**Testo di partenza**.
○ ○ ○

Scherzi a parte, genkernel è un tool semplice, stabile e ben testato, se vuoi farti le cose a mano sei ovviamente libero di farle ma a me piace pensare che i computer siano da utilizzare in ogni situazione possibile, soprattutto per sollevarci da compiti tediosi e ripetitivi quali la ricompilazione di un kernel ... magari sono troppo "vecchia scuola" ma ritengo ancora che una delle migliori virtù di un programmatore sia la pigrizia  :Wink: 

----------

## Super_Treje

Gia' la giusta pigrizia e' una virtu'.

Dovro' informarmi meglio allora per genkernel visto che me ne hanno parlato veramente male su altri forums e testarlo come dio comanda... cioe' come faccio di solito io   :Laughing:   :Laughing: 

Bye e grazie delle info  :Smile: 

----------

## codadilupo

uso genkernel da mo', e non ho mai avuto problemi.

Lo sconsiglio solo se avete architetture altre dalla x86, perchè non mi risulta ancora stabilissimo su quel fronte (con ppc64, ad esempio, crasha inesorabilmente)

Coda

----------

## Kernel78

 *codadilupo wrote:*   

> uso genkernel da mo', e non ho mai avuto problemi.
> 
> Lo sconsiglio solo se avete architetture altre dalla x86, perchè non mi risulta ancora stabilissimo su quel fronte (con ppc64, ad esempio, crasha inesorabilmente)
> 
> Coda

 

Su altre non saprei ma su amd64 va alla perfezione da almeno un paio d'anni (ovvero da quando lo uso).

----------

## bandreabis

Bello!

Sta diventando un mezzo flame!!!   :Razz: 

Io ho sempre usato la configurazione a manina con make menuconfig... e tutto va bene.... poi cambio kernel ogni nuova release stabile (beh, prima e dopo la parentesi suspend2-sources che non mi ha mai "suspend2ed") e make oldconfig non mi ha mai tradito.

○ ○ ○

**Righe grezze**.
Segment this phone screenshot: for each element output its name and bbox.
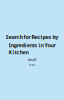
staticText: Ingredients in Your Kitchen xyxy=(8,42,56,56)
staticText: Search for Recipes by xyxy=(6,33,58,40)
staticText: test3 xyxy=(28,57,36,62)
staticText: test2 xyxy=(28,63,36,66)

○ ○ ○

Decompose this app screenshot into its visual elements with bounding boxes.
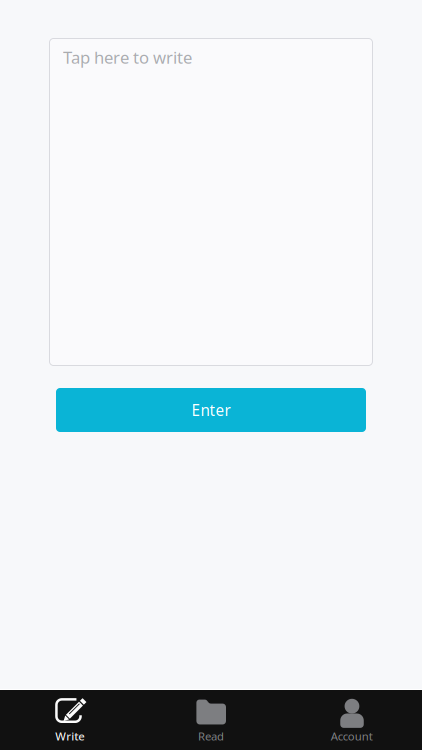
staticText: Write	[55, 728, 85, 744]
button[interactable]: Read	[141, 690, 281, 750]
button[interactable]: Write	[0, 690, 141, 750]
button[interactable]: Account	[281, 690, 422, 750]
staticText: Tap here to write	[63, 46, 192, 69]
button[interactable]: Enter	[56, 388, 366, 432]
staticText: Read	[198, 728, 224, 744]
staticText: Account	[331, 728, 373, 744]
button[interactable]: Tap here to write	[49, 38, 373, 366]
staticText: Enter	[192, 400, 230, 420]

○ ○ ○

**Compiti da svolgere**.
a: Ricopia dalla discussione su genkernel il passo che comincia con "## bandreabis" e termina con "ha mai tradito.".
b: Nella discussione su genkernel, con quale architettura codadilupo dice che genkernel va in crash inesorabilmente?
Le righe non servono per rispondere.

**Risultati per compito**.
a:
## bandreabis

Bello!

Sta diventando un mezzo flame!!!   :Razz: 

Io ho sempre usato la configurazione a manina con make menuconfig... e tutto va bene.... poi cambio kernel ogni nuova release stabile (beh, prima e dopo la parentesi suspend2-sources che non mi ha mai "suspend2ed") e make oldconfig non mi ha mai tradito.

b: Con ppc64.